Scan the records for the string "this"; copy each line where it occurs.

(A run of records)

_ _ _

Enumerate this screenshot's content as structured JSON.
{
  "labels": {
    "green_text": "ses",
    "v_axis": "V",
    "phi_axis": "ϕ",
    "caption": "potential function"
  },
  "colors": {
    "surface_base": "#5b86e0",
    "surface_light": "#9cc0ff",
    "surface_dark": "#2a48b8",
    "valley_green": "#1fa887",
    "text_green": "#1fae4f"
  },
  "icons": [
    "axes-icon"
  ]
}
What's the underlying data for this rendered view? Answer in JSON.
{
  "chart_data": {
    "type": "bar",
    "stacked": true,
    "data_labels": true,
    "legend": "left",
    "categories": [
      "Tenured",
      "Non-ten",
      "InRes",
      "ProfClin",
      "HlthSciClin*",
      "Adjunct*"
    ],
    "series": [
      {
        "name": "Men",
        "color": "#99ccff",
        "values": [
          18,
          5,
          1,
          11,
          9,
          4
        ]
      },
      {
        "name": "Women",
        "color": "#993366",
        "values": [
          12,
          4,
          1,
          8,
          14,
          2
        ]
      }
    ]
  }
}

_ _ _

The response:
Enumerate this screenshot's content as structured JSON.
What's the underlying data for this rendered view? Answer in JSON.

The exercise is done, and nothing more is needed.